» **Given records**
--
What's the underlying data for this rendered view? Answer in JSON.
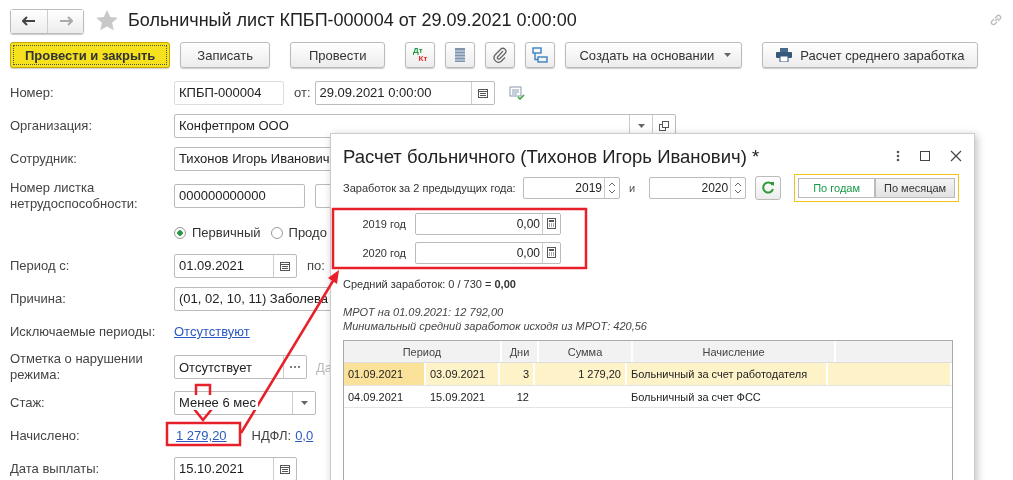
{
  "window": {
    "title": "Больничный лист КПБП-000004 от 29.09.2021 0:00:00",
    "favorite": false
  },
  "toolbar": [
    {
      "kind": "text",
      "label": "Провести и закрыть",
      "default": true
    },
    {
      "kind": "text",
      "label": "Записать",
      "default": false
    },
    {
      "kind": "text",
      "label": "Провести",
      "default": false
    },
    {
      "kind": "dtkt",
      "top": "Дт",
      "bottom": "Кт"
    },
    {
      "kind": "list"
    },
    {
      "kind": "clip"
    },
    {
      "kind": "structure"
    },
    {
      "kind": "dropdown",
      "label": "Создать на основании"
    },
    {
      "kind": "print",
      "label": "Расчет среднего заработка"
    }
  ],
  "form": {
    "number": {
      "label": "Номер:",
      "value": "КПБП-000004",
      "date_label": "от:",
      "date": "29.09.2021  0:00:00"
    },
    "organization": {
      "label": "Организация:",
      "value": "Конфетпром ООО"
    },
    "employee": {
      "label": "Сотрудник:",
      "value": "Тихонов Игорь Иванович"
    },
    "sick_note": {
      "label": "Номер листка нетрудоспособности:",
      "value": "000000000000"
    },
    "type_options": [
      {
        "label": "Первичный",
        "selected": true
      },
      {
        "label": "Продо",
        "selected": false
      }
    ],
    "period": {
      "label": "Период с:",
      "from": "01.09.2021",
      "to_label": "по:"
    },
    "reason": {
      "label": "Причина:",
      "value": "(01, 02, 10, 11) Заболева"
    },
    "excluded": {
      "label": "Исключаемые периоды:",
      "link": "Отсутствуют"
    },
    "violation": {
      "label": "Отметка о нарушении режима:",
      "value": "Отсутствует",
      "extra": "Да"
    },
    "experience": {
      "label": "Стаж:",
      "value": "Менее 6 мес"
    },
    "accrued": {
      "label": "Начислено:",
      "link": "1 279,20",
      "tax_label": "НДФЛ:",
      "tax_link": "0,0"
    },
    "pay_date": {
      "label": "Дата выплаты:",
      "value": "15.10.2021"
    }
  },
  "dialog": {
    "title": "Расчет больничного (Тихонов Игорь Иванович) *",
    "earnings_label": "Заработок за 2 предыдущих года:",
    "year_from": "2019",
    "and": "и",
    "year_to": "2020",
    "modes": [
      {
        "label": "По годам",
        "selected": true
      },
      {
        "label": "По месяцам",
        "selected": false
      }
    ],
    "years": [
      {
        "label": "2019 год",
        "value": "0,00"
      },
      {
        "label": "2020 год",
        "value": "0,00"
      }
    ],
    "average": "Средний заработок: 0 / 730 = **0,00**",
    "mrot": "МРОТ на 01.09.2021: 12 792,00",
    "min_average": "Минимальный средний заработок исходя из МРОТ: 420,56",
    "table": {
      "columns": [
        "Период",
        "Дни",
        "Сумма",
        "Начисление"
      ],
      "rows": [
        {
          "from": "01.09.2021",
          "to": "03.09.2021",
          "days": "3",
          "amount": "1 279,20",
          "accrual": "Больничный за счет работодателя",
          "selected": true
        },
        {
          "from": "04.09.2021",
          "to": "15.09.2021",
          "days": "12",
          "accrual": "Больничный за счет ФСС",
          "selected": false
        }
      ]
    }
  }
}
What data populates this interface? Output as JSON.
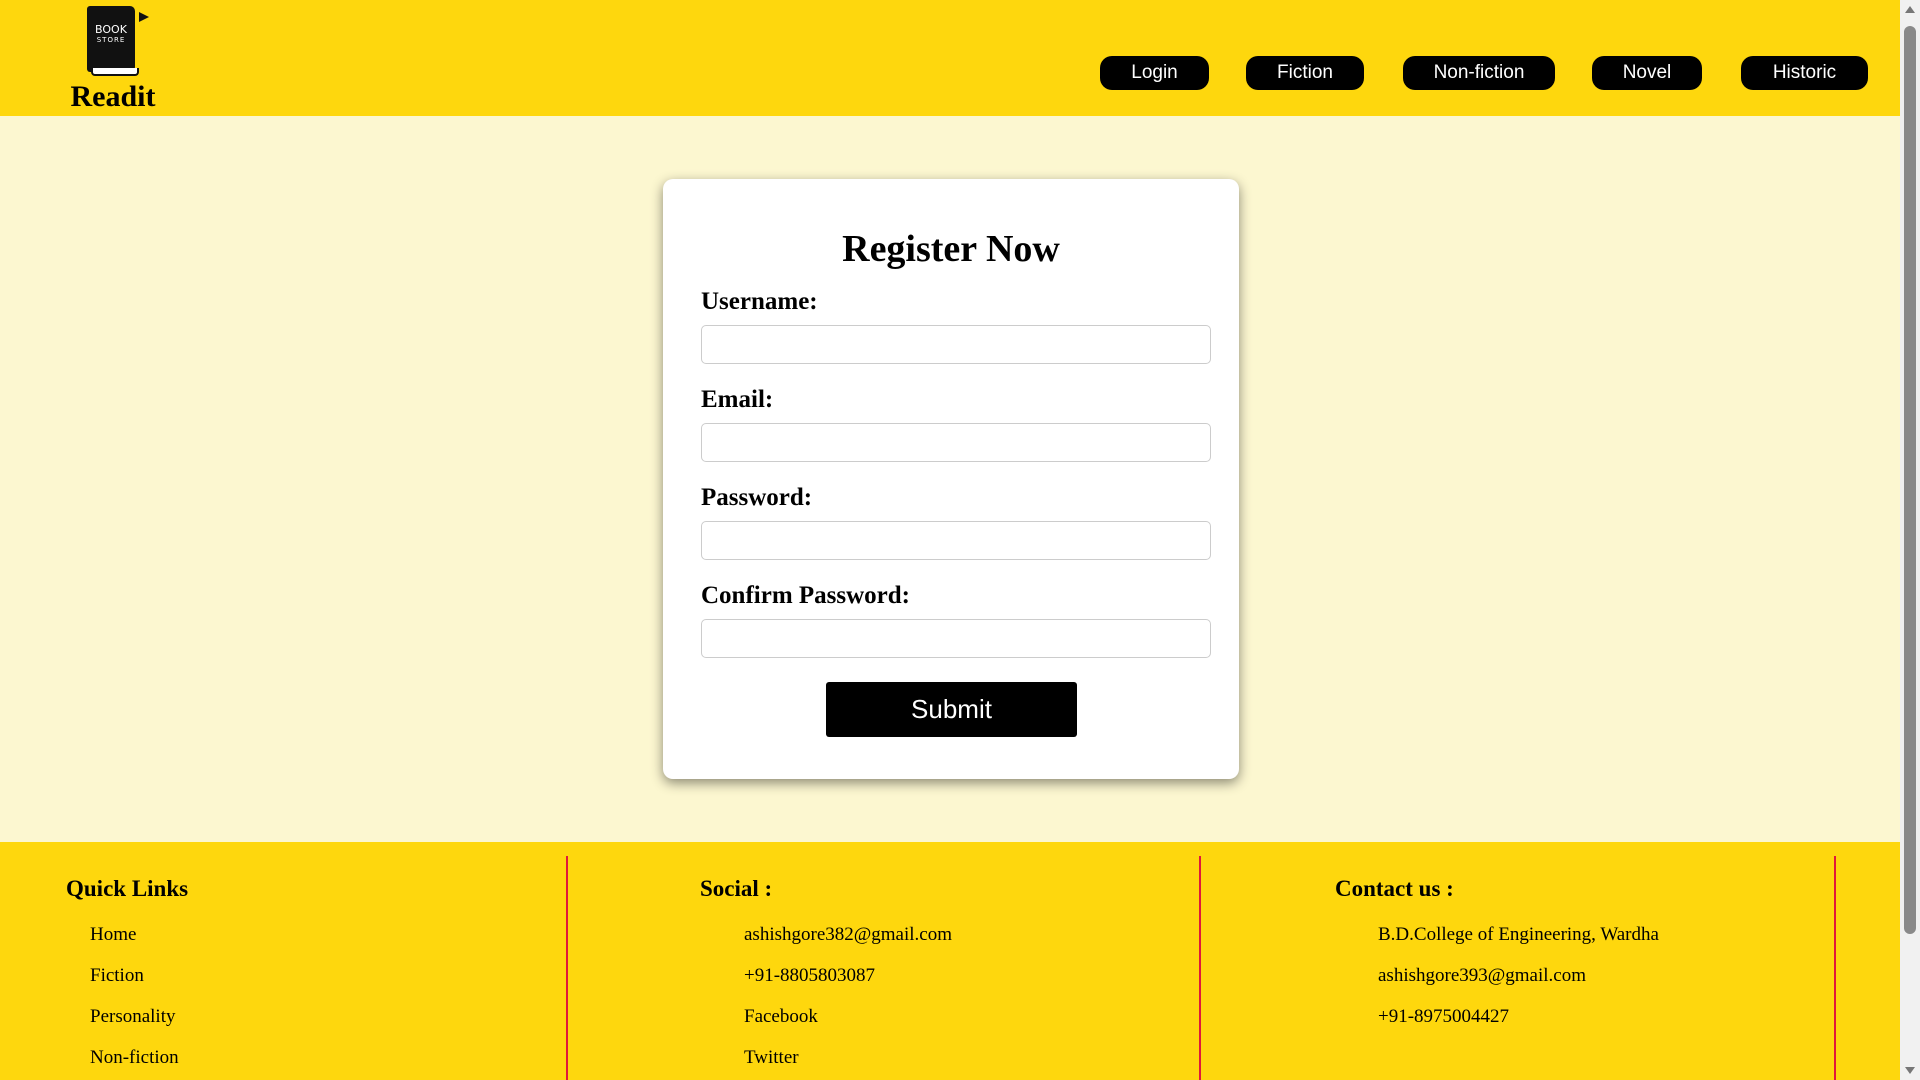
{
  "header": {
    "book_icon_text": "BOOK",
    "book_icon_subtext": "STORE",
    "brand": "Readit",
    "nav": [
      "Login",
      "Fiction",
      "Non-fiction",
      "Novel",
      "Historic"
    ]
  },
  "form": {
    "title": "Register Now",
    "fields": [
      {
        "label": "Username:",
        "value": ""
      },
      {
        "label": "Email:",
        "value": ""
      },
      {
        "label": "Password:",
        "value": ""
      },
      {
        "label": "Confirm Password:",
        "value": ""
      }
    ],
    "submit_label": "Submit"
  },
  "footer": {
    "columns": [
      {
        "title": "Quick Links",
        "items": [
          "Home",
          "Fiction",
          "Personality",
          "Non-fiction"
        ]
      },
      {
        "title": "Social :",
        "items": [
          "ashishgore382@gmail.com",
          "+91-8805803087",
          "Facebook",
          "Twitter"
        ]
      },
      {
        "title": "Contact us :",
        "items": [
          "B.D.College of Engineering, Wardha",
          "ashishgore393@gmail.com",
          "+91-8975004427"
        ]
      }
    ]
  },
  "colors": {
    "header_bg": "#fed70d",
    "page_bg": "#fcf7d0",
    "divider": "#e0183a",
    "button": "#000000"
  }
}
--
» **Problem**
Find all the lines containing "data" in the material, then copy them.

» **Response for this exercise**
What's the underlying data for this rendered view? Answer in JSON.
What data populates this interface? Output as JSON.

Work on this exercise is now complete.